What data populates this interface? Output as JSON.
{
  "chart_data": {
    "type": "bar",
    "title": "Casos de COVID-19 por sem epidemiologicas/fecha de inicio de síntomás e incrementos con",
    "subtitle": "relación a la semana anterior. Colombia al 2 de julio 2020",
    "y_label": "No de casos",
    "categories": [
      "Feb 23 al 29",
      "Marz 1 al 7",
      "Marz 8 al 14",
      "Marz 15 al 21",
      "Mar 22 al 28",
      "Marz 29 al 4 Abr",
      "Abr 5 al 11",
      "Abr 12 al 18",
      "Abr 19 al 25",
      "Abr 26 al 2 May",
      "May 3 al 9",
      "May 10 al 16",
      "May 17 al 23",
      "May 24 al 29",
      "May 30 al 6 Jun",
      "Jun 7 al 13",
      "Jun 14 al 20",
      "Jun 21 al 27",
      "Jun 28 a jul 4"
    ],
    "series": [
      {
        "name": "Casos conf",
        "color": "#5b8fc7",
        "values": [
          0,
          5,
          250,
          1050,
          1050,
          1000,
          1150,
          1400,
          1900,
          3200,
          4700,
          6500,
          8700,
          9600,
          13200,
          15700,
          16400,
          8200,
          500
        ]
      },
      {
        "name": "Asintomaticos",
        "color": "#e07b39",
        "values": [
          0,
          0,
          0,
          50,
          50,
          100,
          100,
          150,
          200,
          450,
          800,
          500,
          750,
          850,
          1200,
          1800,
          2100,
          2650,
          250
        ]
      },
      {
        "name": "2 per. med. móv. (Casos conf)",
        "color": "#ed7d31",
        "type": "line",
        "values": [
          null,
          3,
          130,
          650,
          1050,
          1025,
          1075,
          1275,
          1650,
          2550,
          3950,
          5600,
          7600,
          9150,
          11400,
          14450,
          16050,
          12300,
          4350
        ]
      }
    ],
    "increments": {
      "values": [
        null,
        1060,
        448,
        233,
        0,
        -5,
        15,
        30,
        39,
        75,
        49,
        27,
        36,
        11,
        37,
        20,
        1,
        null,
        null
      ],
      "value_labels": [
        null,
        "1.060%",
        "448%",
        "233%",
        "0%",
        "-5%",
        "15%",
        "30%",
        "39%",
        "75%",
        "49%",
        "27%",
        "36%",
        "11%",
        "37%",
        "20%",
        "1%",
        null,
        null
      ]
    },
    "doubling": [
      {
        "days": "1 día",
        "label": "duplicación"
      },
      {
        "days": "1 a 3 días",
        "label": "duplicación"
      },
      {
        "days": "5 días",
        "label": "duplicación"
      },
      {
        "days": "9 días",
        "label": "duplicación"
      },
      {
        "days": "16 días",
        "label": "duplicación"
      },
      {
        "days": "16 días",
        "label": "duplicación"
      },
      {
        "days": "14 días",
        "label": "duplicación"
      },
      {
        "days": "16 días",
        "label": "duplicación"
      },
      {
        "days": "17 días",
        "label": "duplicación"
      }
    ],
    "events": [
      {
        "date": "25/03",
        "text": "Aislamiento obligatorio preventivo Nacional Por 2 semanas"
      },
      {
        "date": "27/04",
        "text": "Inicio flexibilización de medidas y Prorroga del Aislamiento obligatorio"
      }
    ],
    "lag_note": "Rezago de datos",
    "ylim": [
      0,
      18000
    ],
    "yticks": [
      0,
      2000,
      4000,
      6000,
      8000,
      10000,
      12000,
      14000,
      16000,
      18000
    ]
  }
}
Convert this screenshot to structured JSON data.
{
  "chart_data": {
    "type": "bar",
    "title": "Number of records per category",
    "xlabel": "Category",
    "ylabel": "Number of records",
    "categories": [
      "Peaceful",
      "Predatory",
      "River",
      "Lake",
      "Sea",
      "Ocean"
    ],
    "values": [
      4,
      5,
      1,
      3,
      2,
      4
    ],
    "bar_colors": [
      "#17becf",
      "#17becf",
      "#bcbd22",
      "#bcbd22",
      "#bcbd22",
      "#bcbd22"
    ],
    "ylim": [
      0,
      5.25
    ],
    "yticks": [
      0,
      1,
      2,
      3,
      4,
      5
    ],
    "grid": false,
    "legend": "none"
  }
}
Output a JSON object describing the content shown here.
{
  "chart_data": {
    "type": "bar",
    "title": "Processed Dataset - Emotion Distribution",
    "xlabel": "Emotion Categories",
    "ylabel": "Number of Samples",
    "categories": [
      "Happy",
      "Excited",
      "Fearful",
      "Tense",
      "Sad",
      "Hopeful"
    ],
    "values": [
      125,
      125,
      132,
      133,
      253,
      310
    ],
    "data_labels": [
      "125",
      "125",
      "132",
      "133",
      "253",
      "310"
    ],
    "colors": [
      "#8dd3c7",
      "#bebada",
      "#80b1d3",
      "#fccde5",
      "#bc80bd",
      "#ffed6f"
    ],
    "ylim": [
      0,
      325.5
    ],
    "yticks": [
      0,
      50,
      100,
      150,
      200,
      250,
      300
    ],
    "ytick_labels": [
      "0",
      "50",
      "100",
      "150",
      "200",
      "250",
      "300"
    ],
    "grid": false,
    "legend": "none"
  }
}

* **TASK OBJECTIVE**
Return every line of the material exactly.

* **EXERCISE OUTPUT**
What data populates this interface? Output as JSON.
{
  "chart_data": {
    "type": "bar",
    "title": "Casos de COVID-19 por sem epidemiologicas/fecha de inicio de síntomás e incrementos con",
    "subtitle": "relación a la semana anterior. Colombia al 2 de julio 2020",
    "y_label": "No de casos",
    "categories": [
      "Feb 23 al 29",
      "Marz 1 al 7",
      "Marz 8 al 14",
      "Marz 15 al 21",
      "Mar 22 al 28",
      "Marz 29 al 4 Abr",
      "Abr 5 al 11",
      "Abr 12 al 18",
      "Abr 19 al 25",
      "Abr 26 al 2 May",
      "May 3 al 9",
      "May 10 al 16",
      "May 17 al 23",
      "May 24 al 29",
      "May 30 al 6 Jun",
      "Jun 7 al 13",
      "Jun 14 al 20",
      "Jun 21 al 27",
      "Jun 28 a jul 4"
    ],
    "series": [
      {
        "name": "Casos conf",
        "color": "#5b8fc7",
        "values": [
          0,
          5,
          250,
          1050,
          1050,
          1000,
          1150,
          1400,
          1900,
          3200,
          4700,
          6500,
          8700,
          9600,
          13200,
          15700,
          16400,
          8200,
          500
        ]
      },
      {
        "name": "Asintomaticos",
        "color": "#e07b39",
        "values": [
          0,
          0,
          0,
          50,
          50,
          100,
          100,
          150,
          200,
          450,
          800,
          500,
          750,
          850,
          1200,
          1800,
          2100,
          2650,
          250
        ]
      },
      {
        "name": "2 per. med. móv. (Casos conf)",
        "color": "#ed7d31",
        "type": "line",
        "values": [
          null,
          3,
          130,
          650,
          1050,
          1025,
          1075,
          1275,
          1650,
          2550,
          3950,
          5600,
          7600,
          9150,
          11400,
          14450,
          16050,
          12300,
          4350
        ]
      }
    ],
    "increments": {
      "values": [
        null,
        1060,
        448,
        233,
        0,
        -5,
        15,
        30,
        39,
        75,
        49,
        27,
        36,
        11,
        37,
        20,
        1,
        null,
        null
      ],
      "value_labels": [
        null,
        "1.060%",
        "448%",
        "233%",
        "0%",
        "-5%",
        "15%",
        "30%",
        "39%",
        "75%",
        "49%",
        "27%",
        "36%",
        "11%",
        "37%",
        "20%",
        "1%",
        null,
        null
      ]
    },
    "doubling": [
      {
        "days": "1 día",
        "label": "duplicación"
      },
      {
        "days": "1 a 3 días",
        "label": "duplicación"
      },
      {
        "days": "5 días",
        "label": "duplicación"
      },
      {
        "days": "9 días",
        "label": "duplicación"
      },
      {
        "days": "16 días",
        "label": "duplicación"
      },
      {
        "days": "16 días",
        "label": "duplicación"
      },
      {
        "days": "14 días",
        "label": "duplicación"
      },
      {
        "days": "16 días",
        "label": "duplicación"
      },
      {
        "days": "17 días",
        "label": "duplicación"
      }
    ],
    "events": [
      {
        "date": "25/03",
        "text": "Aislamiento obligatorio preventivo Nacional Por 2 semanas"
      },
      {
        "date": "27/04",
        "text": "Inicio flexibilización de medidas y Prorroga del Aislamiento obligatorio"
      }
    ],
    "lag_note": "Rezago de datos",
    "ylim": [
      0,
      18000
    ],
    "yticks": [
      0,
      2000,
      4000,
      6000,
      8000,
      10000,
      12000,
      14000,
      16000,
      18000
    ]
  }
}
Convert this screenshot to structured JSON data.
{
  "chart_data": {
    "type": "bar",
    "title": "Number of records per category",
    "xlabel": "Category",
    "ylabel": "Number of records",
    "categories": [
      "Peaceful",
      "Predatory",
      "River",
      "Lake",
      "Sea",
      "Ocean"
    ],
    "values": [
      4,
      5,
      1,
      3,
      2,
      4
    ],
    "bar_colors": [
      "#17becf",
      "#17becf",
      "#bcbd22",
      "#bcbd22",
      "#bcbd22",
      "#bcbd22"
    ],
    "ylim": [
      0,
      5.25
    ],
    "yticks": [
      0,
      1,
      2,
      3,
      4,
      5
    ],
    "grid": false,
    "legend": "none"
  }
}
Output a JSON object describing the content shown here.
{
  "chart_data": {
    "type": "bar",
    "title": "Processed Dataset - Emotion Distribution",
    "xlabel": "Emotion Categories",
    "ylabel": "Number of Samples",
    "categories": [
      "Happy",
      "Excited",
      "Fearful",
      "Tense",
      "Sad",
      "Hopeful"
    ],
    "values": [
      125,
      125,
      132,
      133,
      253,
      310
    ],
    "data_labels": [
      "125",
      "125",
      "132",
      "133",
      "253",
      "310"
    ],
    "colors": [
      "#8dd3c7",
      "#bebada",
      "#80b1d3",
      "#fccde5",
      "#bc80bd",
      "#ffed6f"
    ],
    "ylim": [
      0,
      325.5
    ],
    "yticks": [
      0,
      50,
      100,
      150,
      200,
      250,
      300
    ],
    "ytick_labels": [
      "0",
      "50",
      "100",
      "150",
      "200",
      "250",
      "300"
    ],
    "grid": false,
    "legend": "none"
  }
}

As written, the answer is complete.